_Text segment_:
Best Hikes: 6 Days In Cedar Mesa, Utah (Day 2)

This is day two of a six-day hike. Don't miss the other five adventures of Best Hikes: 6 Days in Cedar Mesa, Utah.

At the trailhead, Sheik's Canyon begins as a mere trickle in the sand. Half a mile in, it's still so diminutive that the surrounding walls rise a mere fifty feet above the creekbed. But here, on our second day on Cedar Mesa, Stephanie Scott and I found the first Anasazi ruin, a cozy little one-family assemblage tucked under a convenient sandstone overhang. Two rooms in which the old ones lived and slept, and two or three granaries in which they stored their corn, beans, and squash. But the pièce de résistance of the settlement is the intact roof of the main room.[slideshow:512]

We crawled in through the missing front wall—whether it was torn apart by pothunters in the 20th century or scavenged by the Anasazi themselves to start another structure, no one knows. Once our eyes adjusted to the darkness, we stared up at one of the most pristine ceilings I've ever found in the Southwest. The way the ancients built their roofs was evident at once. Stout wooden beams called vigas laid at intervals from the top of the east wall to the top of the west; at right angles to the vigas and resting across them, dozens of smaller sticks called latillas laid tight to one another, spanning the north and the (missing) south wall. Atop that wooden grid, a matting of rice grass and juniper bark, then the whole patted smooth with a sealing layer of mud. I pointed out to Stephanie the series of loops, made of thin strands of yucca, tied in square knots, that lashed the latillas to the vigas. They looked so fresh and fragile, she had a hard time believing they had been bound in place more than 700 years ago.

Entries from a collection

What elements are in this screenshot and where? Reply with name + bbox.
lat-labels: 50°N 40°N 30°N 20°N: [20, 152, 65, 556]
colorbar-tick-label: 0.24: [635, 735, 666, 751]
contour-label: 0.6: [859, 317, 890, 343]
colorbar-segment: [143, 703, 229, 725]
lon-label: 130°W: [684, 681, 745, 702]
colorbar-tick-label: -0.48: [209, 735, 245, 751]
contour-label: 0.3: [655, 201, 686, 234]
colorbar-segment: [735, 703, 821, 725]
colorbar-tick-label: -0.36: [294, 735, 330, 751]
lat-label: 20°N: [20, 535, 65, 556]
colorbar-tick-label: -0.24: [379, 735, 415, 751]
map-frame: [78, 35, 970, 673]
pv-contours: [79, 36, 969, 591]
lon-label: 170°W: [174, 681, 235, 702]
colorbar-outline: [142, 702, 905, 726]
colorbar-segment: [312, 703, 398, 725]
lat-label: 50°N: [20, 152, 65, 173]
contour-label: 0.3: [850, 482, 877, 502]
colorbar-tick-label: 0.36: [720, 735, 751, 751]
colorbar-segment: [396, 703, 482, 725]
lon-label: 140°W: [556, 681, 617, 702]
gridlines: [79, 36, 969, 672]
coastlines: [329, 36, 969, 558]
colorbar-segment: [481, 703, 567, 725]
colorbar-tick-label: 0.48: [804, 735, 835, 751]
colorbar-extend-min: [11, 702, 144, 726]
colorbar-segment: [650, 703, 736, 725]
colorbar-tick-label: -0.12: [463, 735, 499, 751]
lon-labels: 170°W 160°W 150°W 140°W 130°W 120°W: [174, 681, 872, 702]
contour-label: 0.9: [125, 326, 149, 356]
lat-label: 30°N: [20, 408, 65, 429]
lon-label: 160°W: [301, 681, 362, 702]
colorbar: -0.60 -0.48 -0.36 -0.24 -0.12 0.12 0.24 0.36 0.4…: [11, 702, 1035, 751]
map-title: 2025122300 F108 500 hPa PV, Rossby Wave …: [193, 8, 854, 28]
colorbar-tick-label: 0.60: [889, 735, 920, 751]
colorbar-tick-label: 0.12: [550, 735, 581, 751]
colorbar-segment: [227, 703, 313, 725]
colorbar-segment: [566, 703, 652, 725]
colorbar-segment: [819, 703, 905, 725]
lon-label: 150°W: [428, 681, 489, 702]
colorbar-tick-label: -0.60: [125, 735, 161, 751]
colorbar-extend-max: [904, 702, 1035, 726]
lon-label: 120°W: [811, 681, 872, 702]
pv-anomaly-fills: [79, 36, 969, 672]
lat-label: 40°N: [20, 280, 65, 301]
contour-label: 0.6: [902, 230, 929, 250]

_What this exercise asks_:
1: Reproduce the Cedar Mesa hike text from "Best Hikes: 6 Days In Cedar Mesa, Utah (Day" up to and including "Cedar Mesa, Utah.".
2: Answer these questions from the Cedar Mesa hike text:
(a) Half a mile into Sheik's Canyon, how high do the surrounding walls rise above the creekbed?
(b) What are the smaller sticks laid across the vigas called?
(c) What were the loops that lashed the latillas to the vigas made of?

_Response list_:
1:
Best Hikes: 6 Days In Cedar Mesa, Utah (Day 2)

This is day two of a six-day hike. Don't miss the other five adventures of Best Hikes: 6 Days in Cedar Mesa, Utah.

2:
(a) Fifty feet.
(b) Latillas.
(c) Thin strands of yucca.